[Figure collection entries]
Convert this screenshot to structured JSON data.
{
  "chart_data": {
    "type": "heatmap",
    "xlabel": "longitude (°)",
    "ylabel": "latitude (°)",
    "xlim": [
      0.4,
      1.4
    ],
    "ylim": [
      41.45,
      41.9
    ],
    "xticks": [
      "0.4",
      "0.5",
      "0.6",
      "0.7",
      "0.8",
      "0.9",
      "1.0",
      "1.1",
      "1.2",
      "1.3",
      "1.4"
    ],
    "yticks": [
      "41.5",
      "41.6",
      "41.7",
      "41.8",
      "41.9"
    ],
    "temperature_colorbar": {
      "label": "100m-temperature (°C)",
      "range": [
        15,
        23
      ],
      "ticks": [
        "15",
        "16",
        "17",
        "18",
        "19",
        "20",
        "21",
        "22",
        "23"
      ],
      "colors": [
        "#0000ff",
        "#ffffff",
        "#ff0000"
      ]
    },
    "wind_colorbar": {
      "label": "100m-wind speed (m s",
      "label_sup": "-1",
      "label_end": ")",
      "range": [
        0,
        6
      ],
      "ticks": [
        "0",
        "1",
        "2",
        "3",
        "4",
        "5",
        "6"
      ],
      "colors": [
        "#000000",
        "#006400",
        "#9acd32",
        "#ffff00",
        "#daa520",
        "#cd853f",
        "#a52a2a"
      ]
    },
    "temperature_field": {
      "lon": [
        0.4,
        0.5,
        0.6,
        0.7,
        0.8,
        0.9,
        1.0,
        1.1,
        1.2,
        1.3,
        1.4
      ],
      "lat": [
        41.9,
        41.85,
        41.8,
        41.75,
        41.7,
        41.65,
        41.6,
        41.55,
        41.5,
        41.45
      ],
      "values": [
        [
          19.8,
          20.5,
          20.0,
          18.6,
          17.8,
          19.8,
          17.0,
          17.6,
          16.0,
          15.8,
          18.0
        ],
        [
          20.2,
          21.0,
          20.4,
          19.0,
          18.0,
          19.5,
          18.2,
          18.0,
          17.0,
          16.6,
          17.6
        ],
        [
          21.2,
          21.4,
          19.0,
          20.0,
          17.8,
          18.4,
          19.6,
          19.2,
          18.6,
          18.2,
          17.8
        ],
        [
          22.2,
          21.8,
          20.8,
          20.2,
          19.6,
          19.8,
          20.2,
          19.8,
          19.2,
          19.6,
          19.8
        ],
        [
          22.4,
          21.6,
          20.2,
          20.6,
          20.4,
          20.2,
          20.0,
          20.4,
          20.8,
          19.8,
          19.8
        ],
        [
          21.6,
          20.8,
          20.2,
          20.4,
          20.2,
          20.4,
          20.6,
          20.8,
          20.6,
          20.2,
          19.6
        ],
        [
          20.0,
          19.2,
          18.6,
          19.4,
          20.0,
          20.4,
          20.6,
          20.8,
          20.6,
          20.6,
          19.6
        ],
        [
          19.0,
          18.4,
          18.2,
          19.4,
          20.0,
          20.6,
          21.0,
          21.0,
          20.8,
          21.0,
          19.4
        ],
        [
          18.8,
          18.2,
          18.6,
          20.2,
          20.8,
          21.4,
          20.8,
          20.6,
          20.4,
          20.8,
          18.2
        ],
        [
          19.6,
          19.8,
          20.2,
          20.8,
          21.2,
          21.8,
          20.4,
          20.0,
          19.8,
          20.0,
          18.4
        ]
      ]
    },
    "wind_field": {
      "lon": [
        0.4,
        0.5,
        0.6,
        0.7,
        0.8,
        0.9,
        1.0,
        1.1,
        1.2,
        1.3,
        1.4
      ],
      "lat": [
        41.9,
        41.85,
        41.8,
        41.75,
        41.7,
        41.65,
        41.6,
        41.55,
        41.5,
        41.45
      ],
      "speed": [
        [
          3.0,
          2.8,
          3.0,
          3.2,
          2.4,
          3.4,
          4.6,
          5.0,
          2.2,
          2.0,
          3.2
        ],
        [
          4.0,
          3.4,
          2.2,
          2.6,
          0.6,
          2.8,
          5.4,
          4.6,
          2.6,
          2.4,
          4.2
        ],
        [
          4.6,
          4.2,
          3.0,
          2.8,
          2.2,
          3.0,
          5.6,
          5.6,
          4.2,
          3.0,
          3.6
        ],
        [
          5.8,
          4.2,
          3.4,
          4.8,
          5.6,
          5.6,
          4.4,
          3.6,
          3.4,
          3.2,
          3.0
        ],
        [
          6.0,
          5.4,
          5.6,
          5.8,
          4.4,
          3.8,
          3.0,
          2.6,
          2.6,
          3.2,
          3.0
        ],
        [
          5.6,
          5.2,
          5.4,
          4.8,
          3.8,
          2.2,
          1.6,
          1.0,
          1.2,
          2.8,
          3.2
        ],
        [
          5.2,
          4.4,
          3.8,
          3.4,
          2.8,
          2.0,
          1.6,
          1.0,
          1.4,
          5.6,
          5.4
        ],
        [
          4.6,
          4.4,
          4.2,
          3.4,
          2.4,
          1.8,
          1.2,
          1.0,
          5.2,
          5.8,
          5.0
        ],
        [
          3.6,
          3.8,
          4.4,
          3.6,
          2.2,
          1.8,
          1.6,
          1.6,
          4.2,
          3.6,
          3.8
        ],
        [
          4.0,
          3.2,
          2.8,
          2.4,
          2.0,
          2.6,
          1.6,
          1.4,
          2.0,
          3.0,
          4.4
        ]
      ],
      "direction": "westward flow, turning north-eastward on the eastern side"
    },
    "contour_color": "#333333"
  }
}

* [Directions] Write the material out again in its entirety, exactly as shown.

* [The solution]
Convert this screenshot to structured JSON data.
{
  "chart_data": {
    "type": "heatmap",
    "xlabel": "longitude (°)",
    "ylabel": "latitude (°)",
    "xlim": [
      0.4,
      1.4
    ],
    "ylim": [
      41.45,
      41.9
    ],
    "xticks": [
      "0.4",
      "0.5",
      "0.6",
      "0.7",
      "0.8",
      "0.9",
      "1.0",
      "1.1",
      "1.2",
      "1.3",
      "1.4"
    ],
    "yticks": [
      "41.5",
      "41.6",
      "41.7",
      "41.8",
      "41.9"
    ],
    "temperature_colorbar": {
      "label": "100m-temperature (°C)",
      "range": [
        15,
        23
      ],
      "ticks": [
        "15",
        "16",
        "17",
        "18",
        "19",
        "20",
        "21",
        "22",
        "23"
      ],
      "colors": [
        "#0000ff",
        "#ffffff",
        "#ff0000"
      ]
    },
    "wind_colorbar": {
      "label": "100m-wind speed (m s",
      "label_sup": "-1",
      "label_end": ")",
      "range": [
        0,
        6
      ],
      "ticks": [
        "0",
        "1",
        "2",
        "3",
        "4",
        "5",
        "6"
      ],
      "colors": [
        "#000000",
        "#006400",
        "#9acd32",
        "#ffff00",
        "#daa520",
        "#cd853f",
        "#a52a2a"
      ]
    },
    "temperature_field": {
      "lon": [
        0.4,
        0.5,
        0.6,
        0.7,
        0.8,
        0.9,
        1.0,
        1.1,
        1.2,
        1.3,
        1.4
      ],
      "lat": [
        41.9,
        41.85,
        41.8,
        41.75,
        41.7,
        41.65,
        41.6,
        41.55,
        41.5,
        41.45
      ],
      "values": [
        [
          19.8,
          20.5,
          20.0,
          18.6,
          17.8,
          19.8,
          17.0,
          17.6,
          16.0,
          15.8,
          18.0
        ],
        [
          20.2,
          21.0,
          20.4,
          19.0,
          18.0,
          19.5,
          18.2,
          18.0,
          17.0,
          16.6,
          17.6
        ],
        [
          21.2,
          21.4,
          19.0,
          20.0,
          17.8,
          18.4,
          19.6,
          19.2,
          18.6,
          18.2,
          17.8
        ],
        [
          22.2,
          21.8,
          20.8,
          20.2,
          19.6,
          19.8,
          20.2,
          19.8,
          19.2,
          19.6,
          19.8
        ],
        [
          22.4,
          21.6,
          20.2,
          20.6,
          20.4,
          20.2,
          20.0,
          20.4,
          20.8,
          19.8,
          19.8
        ],
        [
          21.6,
          20.8,
          20.2,
          20.4,
          20.2,
          20.4,
          20.6,
          20.8,
          20.6,
          20.2,
          19.6
        ],
        [
          20.0,
          19.2,
          18.6,
          19.4,
          20.0,
          20.4,
          20.6,
          20.8,
          20.6,
          20.6,
          19.6
        ],
        [
          19.0,
          18.4,
          18.2,
          19.4,
          20.0,
          20.6,
          21.0,
          21.0,
          20.8,
          21.0,
          19.4
        ],
        [
          18.8,
          18.2,
          18.6,
          20.2,
          20.8,
          21.4,
          20.8,
          20.6,
          20.4,
          20.8,
          18.2
        ],
        [
          19.6,
          19.8,
          20.2,
          20.8,
          21.2,
          21.8,
          20.4,
          20.0,
          19.8,
          20.0,
          18.4
        ]
      ]
    },
    "wind_field": {
      "lon": [
        0.4,
        0.5,
        0.6,
        0.7,
        0.8,
        0.9,
        1.0,
        1.1,
        1.2,
        1.3,
        1.4
      ],
      "lat": [
        41.9,
        41.85,
        41.8,
        41.75,
        41.7,
        41.65,
        41.6,
        41.55,
        41.5,
        41.45
      ],
      "speed": [
        [
          3.0,
          2.8,
          3.0,
          3.2,
          2.4,
          3.4,
          4.6,
          5.0,
          2.2,
          2.0,
          3.2
        ],
        [
          4.0,
          3.4,
          2.2,
          2.6,
          0.6,
          2.8,
          5.4,
          4.6,
          2.6,
          2.4,
          4.2
        ],
        [
          4.6,
          4.2,
          3.0,
          2.8,
          2.2,
          3.0,
          5.6,
          5.6,
          4.2,
          3.0,
          3.6
        ],
        [
          5.8,
          4.2,
          3.4,
          4.8,
          5.6,
          5.6,
          4.4,
          3.6,
          3.4,
          3.2,
          3.0
        ],
        [
          6.0,
          5.4,
          5.6,
          5.8,
          4.4,
          3.8,
          3.0,
          2.6,
          2.6,
          3.2,
          3.0
        ],
        [
          5.6,
          5.2,
          5.4,
          4.8,
          3.8,
          2.2,
          1.6,
          1.0,
          1.2,
          2.8,
          3.2
        ],
        [
          5.2,
          4.4,
          3.8,
          3.4,
          2.8,
          2.0,
          1.6,
          1.0,
          1.4,
          5.6,
          5.4
        ],
        [
          4.6,
          4.4,
          4.2,
          3.4,
          2.4,
          1.8,
          1.2,
          1.0,
          5.2,
          5.8,
          5.0
        ],
        [
          3.6,
          3.8,
          4.4,
          3.6,
          2.2,
          1.8,
          1.6,
          1.6,
          4.2,
          3.6,
          3.8
        ],
        [
          4.0,
          3.2,
          2.8,
          2.4,
          2.0,
          2.6,
          1.6,
          1.4,
          2.0,
          3.0,
          4.4
        ]
      ],
      "direction": "westward flow, turning north-eastward on the eastern side"
    },
    "contour_color": "#333333"
  }
}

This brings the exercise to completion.